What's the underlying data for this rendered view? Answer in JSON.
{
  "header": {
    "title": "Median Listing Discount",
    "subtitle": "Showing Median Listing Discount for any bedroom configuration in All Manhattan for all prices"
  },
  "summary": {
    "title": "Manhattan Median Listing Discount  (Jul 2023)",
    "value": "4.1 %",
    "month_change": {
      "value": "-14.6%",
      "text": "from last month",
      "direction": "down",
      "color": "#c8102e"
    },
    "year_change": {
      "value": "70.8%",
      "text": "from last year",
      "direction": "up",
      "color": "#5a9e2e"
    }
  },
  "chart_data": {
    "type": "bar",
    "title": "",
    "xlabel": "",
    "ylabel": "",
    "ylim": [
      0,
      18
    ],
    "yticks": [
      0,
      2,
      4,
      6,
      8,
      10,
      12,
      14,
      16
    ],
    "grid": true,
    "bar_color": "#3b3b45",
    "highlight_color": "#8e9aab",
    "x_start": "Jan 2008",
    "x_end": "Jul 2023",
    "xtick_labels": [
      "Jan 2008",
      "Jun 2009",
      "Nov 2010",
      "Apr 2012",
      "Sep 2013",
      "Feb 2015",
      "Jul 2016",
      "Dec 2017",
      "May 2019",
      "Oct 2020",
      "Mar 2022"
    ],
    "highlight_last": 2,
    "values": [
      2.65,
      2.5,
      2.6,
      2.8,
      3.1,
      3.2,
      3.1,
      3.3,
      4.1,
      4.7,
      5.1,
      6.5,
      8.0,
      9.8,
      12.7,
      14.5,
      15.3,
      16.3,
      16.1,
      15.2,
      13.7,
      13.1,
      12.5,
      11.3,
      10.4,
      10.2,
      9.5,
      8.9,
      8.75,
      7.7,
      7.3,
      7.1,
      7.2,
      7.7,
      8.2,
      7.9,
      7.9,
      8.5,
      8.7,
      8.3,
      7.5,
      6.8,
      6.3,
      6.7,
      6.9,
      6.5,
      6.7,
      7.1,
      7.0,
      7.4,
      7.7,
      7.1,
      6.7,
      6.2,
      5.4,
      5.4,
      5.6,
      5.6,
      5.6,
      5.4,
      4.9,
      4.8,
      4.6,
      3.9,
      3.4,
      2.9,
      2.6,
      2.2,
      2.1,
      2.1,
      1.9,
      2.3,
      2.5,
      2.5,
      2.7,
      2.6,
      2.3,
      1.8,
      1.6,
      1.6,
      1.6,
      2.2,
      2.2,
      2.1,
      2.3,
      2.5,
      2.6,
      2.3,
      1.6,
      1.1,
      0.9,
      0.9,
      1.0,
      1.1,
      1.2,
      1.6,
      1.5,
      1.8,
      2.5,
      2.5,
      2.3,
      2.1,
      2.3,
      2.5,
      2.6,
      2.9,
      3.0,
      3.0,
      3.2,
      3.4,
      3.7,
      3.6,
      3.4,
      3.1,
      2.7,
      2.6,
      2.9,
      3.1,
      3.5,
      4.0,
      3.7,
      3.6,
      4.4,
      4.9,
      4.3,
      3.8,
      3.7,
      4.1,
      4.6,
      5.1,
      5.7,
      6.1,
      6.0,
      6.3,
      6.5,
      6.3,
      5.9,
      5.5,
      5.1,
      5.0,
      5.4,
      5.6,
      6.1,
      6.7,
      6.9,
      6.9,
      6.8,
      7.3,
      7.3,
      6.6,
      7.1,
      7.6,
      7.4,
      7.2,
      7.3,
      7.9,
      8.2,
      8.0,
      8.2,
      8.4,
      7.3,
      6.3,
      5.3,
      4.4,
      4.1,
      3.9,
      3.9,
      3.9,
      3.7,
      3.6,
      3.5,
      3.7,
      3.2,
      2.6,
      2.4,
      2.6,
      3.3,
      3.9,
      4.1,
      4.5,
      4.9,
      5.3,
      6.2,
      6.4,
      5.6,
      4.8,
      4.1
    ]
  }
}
▬▬▬▬▬▬▬▬▬▬
The exercise:
From the records above, extract every entry exactly as given.

Worked solution:
What's the underlying data for this rendered view? Answer in JSON.
{
  "header": {
    "title": "Median Listing Discount",
    "subtitle": "Showing Median Listing Discount for any bedroom configuration in All Manhattan for all prices"
  },
  "summary": {
    "title": "Manhattan Median Listing Discount  (Jul 2023)",
    "value": "4.1 %",
    "month_change": {
      "value": "-14.6%",
      "text": "from last month",
      "direction": "down",
      "color": "#c8102e"
    },
    "year_change": {
      "value": "70.8%",
      "text": "from last year",
      "direction": "up",
      "color": "#5a9e2e"
    }
  },
  "chart_data": {
    "type": "bar",
    "title": "",
    "xlabel": "",
    "ylabel": "",
    "ylim": [
      0,
      18
    ],
    "yticks": [
      0,
      2,
      4,
      6,
      8,
      10,
      12,
      14,
      16
    ],
    "grid": true,
    "bar_color": "#3b3b45",
    "highlight_color": "#8e9aab",
    "x_start": "Jan 2008",
    "x_end": "Jul 2023",
    "xtick_labels": [
      "Jan 2008",
      "Jun 2009",
      "Nov 2010",
      "Apr 2012",
      "Sep 2013",
      "Feb 2015",
      "Jul 2016",
      "Dec 2017",
      "May 2019",
      "Oct 2020",
      "Mar 2022"
    ],
    "highlight_last": 2,
    "values": [
      2.65,
      2.5,
      2.6,
      2.8,
      3.1,
      3.2,
      3.1,
      3.3,
      4.1,
      4.7,
      5.1,
      6.5,
      8.0,
      9.8,
      12.7,
      14.5,
      15.3,
      16.3,
      16.1,
      15.2,
      13.7,
      13.1,
      12.5,
      11.3,
      10.4,
      10.2,
      9.5,
      8.9,
      8.75,
      7.7,
      7.3,
      7.1,
      7.2,
      7.7,
      8.2,
      7.9,
      7.9,
      8.5,
      8.7,
      8.3,
      7.5,
      6.8,
      6.3,
      6.7,
      6.9,
      6.5,
      6.7,
      7.1,
      7.0,
      7.4,
      7.7,
      7.1,
      6.7,
      6.2,
      5.4,
      5.4,
      5.6,
      5.6,
      5.6,
      5.4,
      4.9,
      4.8,
      4.6,
      3.9,
      3.4,
      2.9,
      2.6,
      2.2,
      2.1,
      2.1,
      1.9,
      2.3,
      2.5,
      2.5,
      2.7,
      2.6,
      2.3,
      1.8,
      1.6,
      1.6,
      1.6,
      2.2,
      2.2,
      2.1,
      2.3,
      2.5,
      2.6,
      2.3,
      1.6,
      1.1,
      0.9,
      0.9,
      1.0,
      1.1,
      1.2,
      1.6,
      1.5,
      1.8,
      2.5,
      2.5,
      2.3,
      2.1,
      2.3,
      2.5,
      2.6,
      2.9,
      3.0,
      3.0,
      3.2,
      3.4,
      3.7,
      3.6,
      3.4,
      3.1,
      2.7,
      2.6,
      2.9,
      3.1,
      3.5,
      4.0,
      3.7,
      3.6,
      4.4,
      4.9,
      4.3,
      3.8,
      3.7,
      4.1,
      4.6,
      5.1,
      5.7,
      6.1,
      6.0,
      6.3,
      6.5,
      6.3,
      5.9,
      5.5,
      5.1,
      5.0,
      5.4,
      5.6,
      6.1,
      6.7,
      6.9,
      6.9,
      6.8,
      7.3,
      7.3,
      6.6,
      7.1,
      7.6,
      7.4,
      7.2,
      7.3,
      7.9,
      8.2,
      8.0,
      8.2,
      8.4,
      7.3,
      6.3,
      5.3,
      4.4,
      4.1,
      3.9,
      3.9,
      3.9,
      3.7,
      3.6,
      3.5,
      3.7,
      3.2,
      2.6,
      2.4,
      2.6,
      3.3,
      3.9,
      4.1,
      4.5,
      4.9,
      5.3,
      6.2,
      6.4,
      5.6,
      4.8,
      4.1
    ]
  }
}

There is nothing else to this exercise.